(Collection entries)
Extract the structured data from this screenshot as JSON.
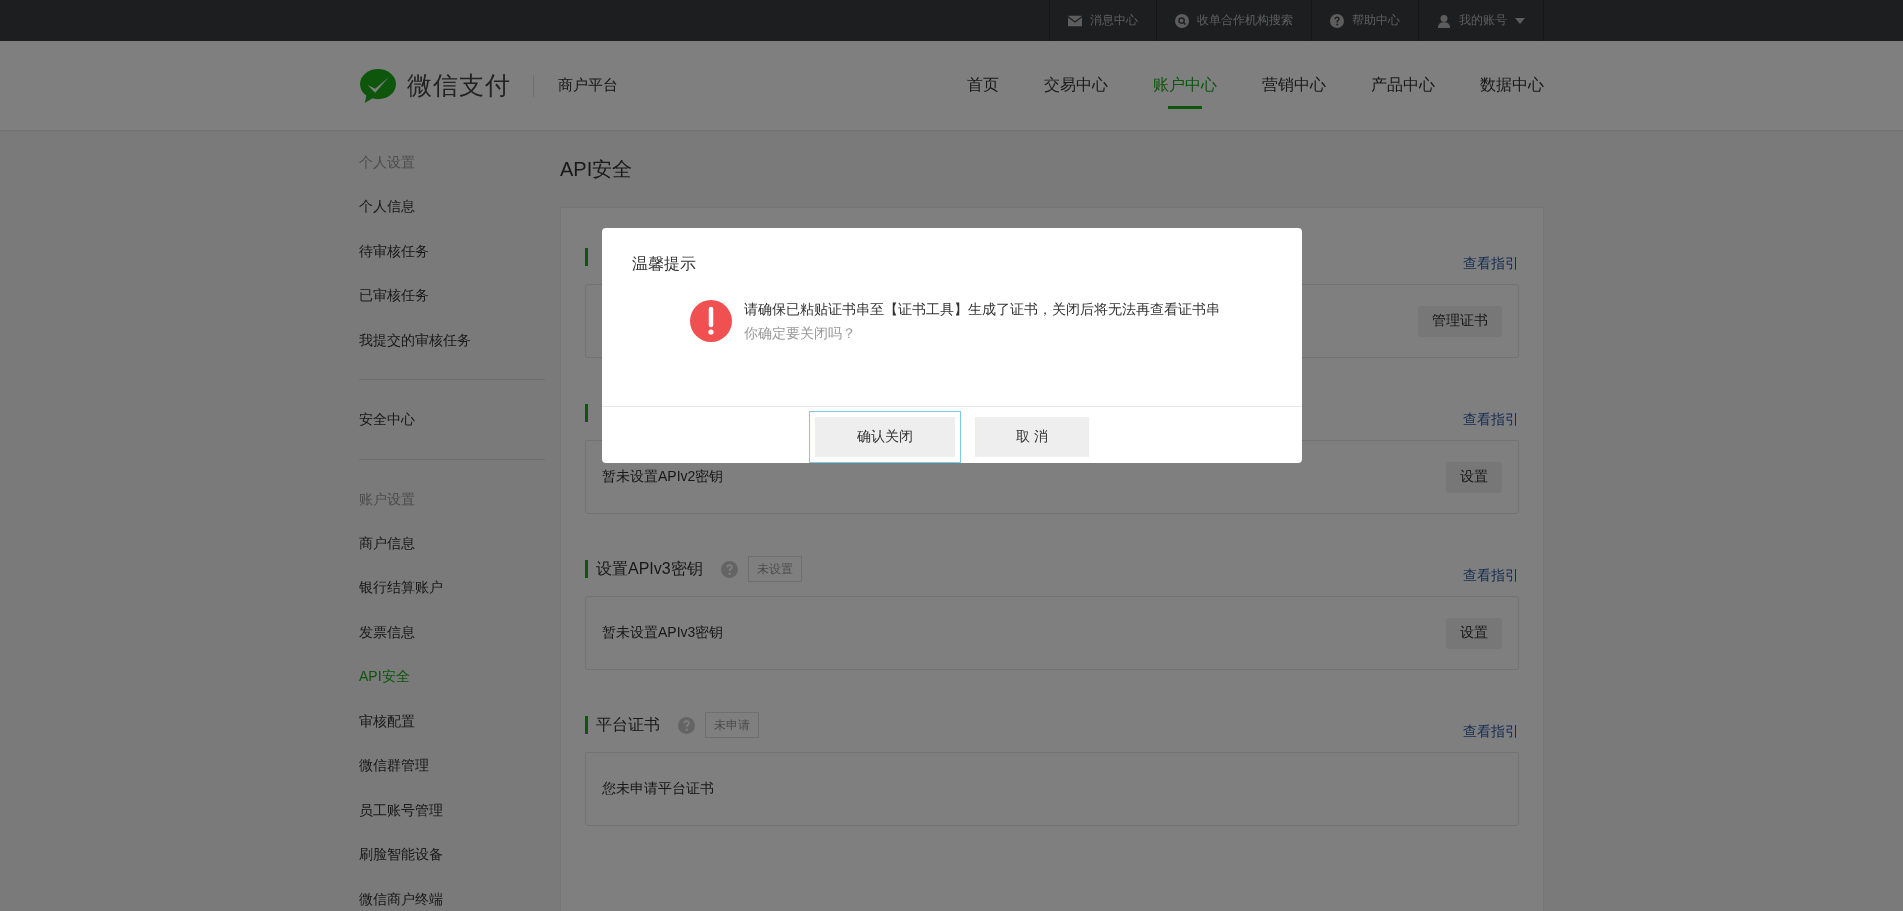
{
  "top_bar": {
    "links": [
      {
        "kind": "mail",
        "label": "消息中心"
      },
      {
        "kind": "search",
        "label": "收单合作机构搜索"
      },
      {
        "kind": "help",
        "label": "帮助中心"
      },
      {
        "kind": "account",
        "label": "我的账号"
      }
    ]
  },
  "header": {
    "logo": "微信支付",
    "subtitle": "商户平台",
    "nav": [
      {
        "label": "首页",
        "selected": false
      },
      {
        "label": "交易中心",
        "selected": false
      },
      {
        "label": "账户中心",
        "selected": true
      },
      {
        "label": "营销中心",
        "selected": false
      },
      {
        "label": "产品中心",
        "selected": false
      },
      {
        "label": "数据中心",
        "selected": false
      }
    ]
  },
  "sidebar": {
    "groups": [
      {
        "heading": "个人设置",
        "items": [
          {
            "label": "个人信息",
            "selected": false
          },
          {
            "label": "待审核任务",
            "selected": false
          },
          {
            "label": "已审核任务",
            "selected": false
          },
          {
            "label": "我提交的审核任务",
            "selected": false
          }
        ]
      },
      {
        "items": [
          {
            "label": "安全中心",
            "selected": false
          }
        ]
      },
      {
        "heading": "账户设置",
        "items": [
          {
            "label": "商户信息",
            "selected": false
          },
          {
            "label": "银行结算账户",
            "selected": false
          },
          {
            "label": "发票信息",
            "selected": false
          },
          {
            "label": "API安全",
            "selected": true
          },
          {
            "label": "审核配置",
            "selected": false
          },
          {
            "label": "微信群管理",
            "selected": false
          },
          {
            "label": "员工账号管理",
            "selected": false
          },
          {
            "label": "刷脸智能设备",
            "selected": false
          },
          {
            "label": "微信商户终端",
            "selected": false
          }
        ]
      }
    ]
  },
  "page_title": "API安全",
  "sections": [
    {
      "help_icon": false,
      "guide_link": "查看指引",
      "button": "管理证书"
    },
    {
      "help_icon": false,
      "guide_link": "查看指引",
      "body": "暂未设置APIv2密钥",
      "button": "设置"
    },
    {
      "title": "设置APIv3密钥",
      "help_icon": true,
      "badge": "未设置",
      "guide_link": "查看指引",
      "body": "暂未设置APIv3密钥",
      "button": "设置"
    },
    {
      "title": "平台证书",
      "help_icon": true,
      "badge": "未申请",
      "guide_link": "查看指引",
      "body": "您未申请平台证书"
    }
  ],
  "dialog": {
    "title": "温馨提示",
    "message": "请确保已粘贴证书串至【证书工具】生成了证书，关闭后将无法再查看证书串",
    "note": "你确定要关闭吗？",
    "buttons": [
      {
        "label": "确认关闭",
        "focused": true
      },
      {
        "label": "取 消",
        "focused": false
      }
    ]
  }
}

## Your instructions
Copy the records above exactly, leaving out every picture.

## Right answer
Extract the structured data from this screenshot as JSON.
{
  "top_bar": {
    "links": [
      {
        "kind": "mail",
        "label": "消息中心"
      },
      {
        "kind": "search",
        "label": "收单合作机构搜索"
      },
      {
        "kind": "help",
        "label": "帮助中心"
      },
      {
        "kind": "account",
        "label": "我的账号"
      }
    ]
  },
  "header": {
    "logo": "微信支付",
    "subtitle": "商户平台",
    "nav": [
      {
        "label": "首页",
        "selected": false
      },
      {
        "label": "交易中心",
        "selected": false
      },
      {
        "label": "账户中心",
        "selected": true
      },
      {
        "label": "营销中心",
        "selected": false
      },
      {
        "label": "产品中心",
        "selected": false
      },
      {
        "label": "数据中心",
        "selected": false
      }
    ]
  },
  "sidebar": {
    "groups": [
      {
        "heading": "个人设置",
        "items": [
          {
            "label": "个人信息",
            "selected": false
          },
          {
            "label": "待审核任务",
            "selected": false
          },
          {
            "label": "已审核任务",
            "selected": false
          },
          {
            "label": "我提交的审核任务",
            "selected": false
          }
        ]
      },
      {
        "items": [
          {
            "label": "安全中心",
            "selected": false
          }
        ]
      },
      {
        "heading": "账户设置",
        "items": [
          {
            "label": "商户信息",
            "selected": false
          },
          {
            "label": "银行结算账户",
            "selected": false
          },
          {
            "label": "发票信息",
            "selected": false
          },
          {
            "label": "API安全",
            "selected": true
          },
          {
            "label": "审核配置",
            "selected": false
          },
          {
            "label": "微信群管理",
            "selected": false
          },
          {
            "label": "员工账号管理",
            "selected": false
          },
          {
            "label": "刷脸智能设备",
            "selected": false
          },
          {
            "label": "微信商户终端",
            "selected": false
          }
        ]
      }
    ]
  },
  "page_title": "API安全",
  "sections": [
    {
      "help_icon": false,
      "guide_link": "查看指引",
      "button": "管理证书"
    },
    {
      "help_icon": false,
      "guide_link": "查看指引",
      "body": "暂未设置APIv2密钥",
      "button": "设置"
    },
    {
      "title": "设置APIv3密钥",
      "help_icon": true,
      "badge": "未设置",
      "guide_link": "查看指引",
      "body": "暂未设置APIv3密钥",
      "button": "设置"
    },
    {
      "title": "平台证书",
      "help_icon": true,
      "badge": "未申请",
      "guide_link": "查看指引",
      "body": "您未申请平台证书"
    }
  ],
  "dialog": {
    "title": "温馨提示",
    "message": "请确保已粘贴证书串至【证书工具】生成了证书，关闭后将无法再查看证书串",
    "note": "你确定要关闭吗？",
    "buttons": [
      {
        "label": "确认关闭",
        "focused": true
      },
      {
        "label": "取 消",
        "focused": false
      }
    ]
  }
}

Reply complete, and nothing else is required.